* [GOAL]: Each entry below is to be extracted exactly.

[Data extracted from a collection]
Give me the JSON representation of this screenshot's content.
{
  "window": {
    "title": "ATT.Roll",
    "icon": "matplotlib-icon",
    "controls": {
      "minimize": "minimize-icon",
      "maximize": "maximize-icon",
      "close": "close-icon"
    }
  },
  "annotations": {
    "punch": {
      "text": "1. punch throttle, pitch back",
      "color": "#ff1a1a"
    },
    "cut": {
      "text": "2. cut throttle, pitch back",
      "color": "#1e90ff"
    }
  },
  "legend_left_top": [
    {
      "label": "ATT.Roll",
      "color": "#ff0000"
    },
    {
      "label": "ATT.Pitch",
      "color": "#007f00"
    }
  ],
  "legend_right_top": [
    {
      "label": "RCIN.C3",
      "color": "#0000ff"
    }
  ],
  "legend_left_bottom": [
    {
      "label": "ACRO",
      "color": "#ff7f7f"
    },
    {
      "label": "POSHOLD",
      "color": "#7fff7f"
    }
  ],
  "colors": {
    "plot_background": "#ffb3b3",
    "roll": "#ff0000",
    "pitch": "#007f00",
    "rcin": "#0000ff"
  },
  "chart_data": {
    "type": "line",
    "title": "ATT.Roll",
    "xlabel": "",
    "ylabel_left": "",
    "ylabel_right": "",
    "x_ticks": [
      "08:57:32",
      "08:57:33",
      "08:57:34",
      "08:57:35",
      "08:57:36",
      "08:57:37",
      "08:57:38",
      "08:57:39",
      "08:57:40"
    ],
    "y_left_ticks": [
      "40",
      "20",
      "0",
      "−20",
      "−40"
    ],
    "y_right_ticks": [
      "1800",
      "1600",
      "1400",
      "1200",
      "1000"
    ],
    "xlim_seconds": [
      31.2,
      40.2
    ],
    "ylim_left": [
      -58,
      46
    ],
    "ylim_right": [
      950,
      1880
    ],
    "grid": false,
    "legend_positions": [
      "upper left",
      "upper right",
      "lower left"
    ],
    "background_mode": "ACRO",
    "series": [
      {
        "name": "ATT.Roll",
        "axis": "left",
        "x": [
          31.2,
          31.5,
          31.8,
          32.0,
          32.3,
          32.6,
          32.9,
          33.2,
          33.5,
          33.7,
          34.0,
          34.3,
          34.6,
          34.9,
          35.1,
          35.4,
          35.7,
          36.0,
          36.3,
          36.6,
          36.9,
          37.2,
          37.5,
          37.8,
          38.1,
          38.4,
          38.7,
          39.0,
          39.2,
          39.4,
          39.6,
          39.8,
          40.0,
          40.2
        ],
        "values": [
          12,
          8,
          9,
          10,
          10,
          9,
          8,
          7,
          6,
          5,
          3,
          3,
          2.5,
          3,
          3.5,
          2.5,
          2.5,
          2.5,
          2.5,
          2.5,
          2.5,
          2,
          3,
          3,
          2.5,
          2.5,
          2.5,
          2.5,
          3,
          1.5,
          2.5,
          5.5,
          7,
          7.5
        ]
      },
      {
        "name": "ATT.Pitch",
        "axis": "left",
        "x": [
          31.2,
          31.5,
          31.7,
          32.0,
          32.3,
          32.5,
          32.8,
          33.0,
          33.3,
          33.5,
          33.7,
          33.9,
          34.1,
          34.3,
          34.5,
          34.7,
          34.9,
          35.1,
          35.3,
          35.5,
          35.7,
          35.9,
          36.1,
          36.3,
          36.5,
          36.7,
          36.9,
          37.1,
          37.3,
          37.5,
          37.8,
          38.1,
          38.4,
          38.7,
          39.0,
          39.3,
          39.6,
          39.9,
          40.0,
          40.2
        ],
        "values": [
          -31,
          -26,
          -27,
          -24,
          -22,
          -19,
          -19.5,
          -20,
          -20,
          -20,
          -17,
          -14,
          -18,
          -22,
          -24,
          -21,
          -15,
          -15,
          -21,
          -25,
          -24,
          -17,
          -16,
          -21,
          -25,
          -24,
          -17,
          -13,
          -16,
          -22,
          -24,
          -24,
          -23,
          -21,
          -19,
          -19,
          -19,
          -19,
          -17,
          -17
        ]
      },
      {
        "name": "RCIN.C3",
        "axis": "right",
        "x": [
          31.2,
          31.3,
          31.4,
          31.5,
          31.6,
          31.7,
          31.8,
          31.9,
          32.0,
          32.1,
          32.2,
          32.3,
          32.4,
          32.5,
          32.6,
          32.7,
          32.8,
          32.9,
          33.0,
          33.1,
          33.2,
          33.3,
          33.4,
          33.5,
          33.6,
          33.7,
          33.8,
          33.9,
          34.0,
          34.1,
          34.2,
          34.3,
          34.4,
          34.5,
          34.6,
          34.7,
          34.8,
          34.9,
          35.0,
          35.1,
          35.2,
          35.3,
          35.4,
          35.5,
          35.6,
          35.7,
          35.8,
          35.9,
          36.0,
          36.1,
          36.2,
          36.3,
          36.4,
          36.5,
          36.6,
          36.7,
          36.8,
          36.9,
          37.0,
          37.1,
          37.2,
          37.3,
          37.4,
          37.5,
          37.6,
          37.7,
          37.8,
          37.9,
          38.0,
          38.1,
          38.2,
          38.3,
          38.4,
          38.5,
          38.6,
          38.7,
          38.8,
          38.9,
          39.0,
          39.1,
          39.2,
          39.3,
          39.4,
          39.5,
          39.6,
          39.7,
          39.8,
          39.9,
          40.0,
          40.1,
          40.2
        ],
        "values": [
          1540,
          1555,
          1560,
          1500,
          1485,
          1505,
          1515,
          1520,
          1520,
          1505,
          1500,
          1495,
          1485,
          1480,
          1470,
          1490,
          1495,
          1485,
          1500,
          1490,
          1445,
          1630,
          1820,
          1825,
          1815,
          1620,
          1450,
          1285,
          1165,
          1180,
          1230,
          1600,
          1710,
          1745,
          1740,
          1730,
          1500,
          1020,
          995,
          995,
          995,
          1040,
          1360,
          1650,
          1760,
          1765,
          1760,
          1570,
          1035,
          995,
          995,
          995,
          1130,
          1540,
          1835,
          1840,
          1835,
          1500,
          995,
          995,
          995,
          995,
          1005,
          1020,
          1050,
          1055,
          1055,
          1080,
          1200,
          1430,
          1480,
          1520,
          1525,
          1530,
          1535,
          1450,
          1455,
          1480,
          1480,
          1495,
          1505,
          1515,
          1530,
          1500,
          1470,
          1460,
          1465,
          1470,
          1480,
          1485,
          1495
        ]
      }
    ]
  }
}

* [EXPECTED OUTPUT]:
Give me the JSON representation of this screenshot's content.
{
  "window": {
    "title": "ATT.Roll",
    "icon": "matplotlib-icon",
    "controls": {
      "minimize": "minimize-icon",
      "maximize": "maximize-icon",
      "close": "close-icon"
    }
  },
  "annotations": {
    "punch": {
      "text": "1. punch throttle, pitch back",
      "color": "#ff1a1a"
    },
    "cut": {
      "text": "2. cut throttle, pitch back",
      "color": "#1e90ff"
    }
  },
  "legend_left_top": [
    {
      "label": "ATT.Roll",
      "color": "#ff0000"
    },
    {
      "label": "ATT.Pitch",
      "color": "#007f00"
    }
  ],
  "legend_right_top": [
    {
      "label": "RCIN.C3",
      "color": "#0000ff"
    }
  ],
  "legend_left_bottom": [
    {
      "label": "ACRO",
      "color": "#ff7f7f"
    },
    {
      "label": "POSHOLD",
      "color": "#7fff7f"
    }
  ],
  "colors": {
    "plot_background": "#ffb3b3",
    "roll": "#ff0000",
    "pitch": "#007f00",
    "rcin": "#0000ff"
  },
  "chart_data": {
    "type": "line",
    "title": "ATT.Roll",
    "xlabel": "",
    "ylabel_left": "",
    "ylabel_right": "",
    "x_ticks": [
      "08:57:32",
      "08:57:33",
      "08:57:34",
      "08:57:35",
      "08:57:36",
      "08:57:37",
      "08:57:38",
      "08:57:39",
      "08:57:40"
    ],
    "y_left_ticks": [
      "40",
      "20",
      "0",
      "−20",
      "−40"
    ],
    "y_right_ticks": [
      "1800",
      "1600",
      "1400",
      "1200",
      "1000"
    ],
    "xlim_seconds": [
      31.2,
      40.2
    ],
    "ylim_left": [
      -58,
      46
    ],
    "ylim_right": [
      950,
      1880
    ],
    "grid": false,
    "legend_positions": [
      "upper left",
      "upper right",
      "lower left"
    ],
    "background_mode": "ACRO",
    "series": [
      {
        "name": "ATT.Roll",
        "axis": "left",
        "x": [
          31.2,
          31.5,
          31.8,
          32.0,
          32.3,
          32.6,
          32.9,
          33.2,
          33.5,
          33.7,
          34.0,
          34.3,
          34.6,
          34.9,
          35.1,
          35.4,
          35.7,
          36.0,
          36.3,
          36.6,
          36.9,
          37.2,
          37.5,
          37.8,
          38.1,
          38.4,
          38.7,
          39.0,
          39.2,
          39.4,
          39.6,
          39.8,
          40.0,
          40.2
        ],
        "values": [
          12,
          8,
          9,
          10,
          10,
          9,
          8,
          7,
          6,
          5,
          3,
          3,
          2.5,
          3,
          3.5,
          2.5,
          2.5,
          2.5,
          2.5,
          2.5,
          2.5,
          2,
          3,
          3,
          2.5,
          2.5,
          2.5,
          2.5,
          3,
          1.5,
          2.5,
          5.5,
          7,
          7.5
        ]
      },
      {
        "name": "ATT.Pitch",
        "axis": "left",
        "x": [
          31.2,
          31.5,
          31.7,
          32.0,
          32.3,
          32.5,
          32.8,
          33.0,
          33.3,
          33.5,
          33.7,
          33.9,
          34.1,
          34.3,
          34.5,
          34.7,
          34.9,
          35.1,
          35.3,
          35.5,
          35.7,
          35.9,
          36.1,
          36.3,
          36.5,
          36.7,
          36.9,
          37.1,
          37.3,
          37.5,
          37.8,
          38.1,
          38.4,
          38.7,
          39.0,
          39.3,
          39.6,
          39.9,
          40.0,
          40.2
        ],
        "values": [
          -31,
          -26,
          -27,
          -24,
          -22,
          -19,
          -19.5,
          -20,
          -20,
          -20,
          -17,
          -14,
          -18,
          -22,
          -24,
          -21,
          -15,
          -15,
          -21,
          -25,
          -24,
          -17,
          -16,
          -21,
          -25,
          -24,
          -17,
          -13,
          -16,
          -22,
          -24,
          -24,
          -23,
          -21,
          -19,
          -19,
          -19,
          -19,
          -17,
          -17
        ]
      },
      {
        "name": "RCIN.C3",
        "axis": "right",
        "x": [
          31.2,
          31.3,
          31.4,
          31.5,
          31.6,
          31.7,
          31.8,
          31.9,
          32.0,
          32.1,
          32.2,
          32.3,
          32.4,
          32.5,
          32.6,
          32.7,
          32.8,
          32.9,
          33.0,
          33.1,
          33.2,
          33.3,
          33.4,
          33.5,
          33.6,
          33.7,
          33.8,
          33.9,
          34.0,
          34.1,
          34.2,
          34.3,
          34.4,
          34.5,
          34.6,
          34.7,
          34.8,
          34.9,
          35.0,
          35.1,
          35.2,
          35.3,
          35.4,
          35.5,
          35.6,
          35.7,
          35.8,
          35.9,
          36.0,
          36.1,
          36.2,
          36.3,
          36.4,
          36.5,
          36.6,
          36.7,
          36.8,
          36.9,
          37.0,
          37.1,
          37.2,
          37.3,
          37.4,
          37.5,
          37.6,
          37.7,
          37.8,
          37.9,
          38.0,
          38.1,
          38.2,
          38.3,
          38.4,
          38.5,
          38.6,
          38.7,
          38.8,
          38.9,
          39.0,
          39.1,
          39.2,
          39.3,
          39.4,
          39.5,
          39.6,
          39.7,
          39.8,
          39.9,
          40.0,
          40.1,
          40.2
        ],
        "values": [
          1540,
          1555,
          1560,
          1500,
          1485,
          1505,
          1515,
          1520,
          1520,
          1505,
          1500,
          1495,
          1485,
          1480,
          1470,
          1490,
          1495,
          1485,
          1500,
          1490,
          1445,
          1630,
          1820,
          1825,
          1815,
          1620,
          1450,
          1285,
          1165,
          1180,
          1230,
          1600,
          1710,
          1745,
          1740,
          1730,
          1500,
          1020,
          995,
          995,
          995,
          1040,
          1360,
          1650,
          1760,
          1765,
          1760,
          1570,
          1035,
          995,
          995,
          995,
          1130,
          1540,
          1835,
          1840,
          1835,
          1500,
          995,
          995,
          995,
          995,
          1005,
          1020,
          1050,
          1055,
          1055,
          1080,
          1200,
          1430,
          1480,
          1520,
          1525,
          1530,
          1535,
          1450,
          1455,
          1480,
          1480,
          1495,
          1505,
          1515,
          1530,
          1500,
          1470,
          1460,
          1465,
          1470,
          1480,
          1485,
          1495
        ]
      }
    ]
  }
}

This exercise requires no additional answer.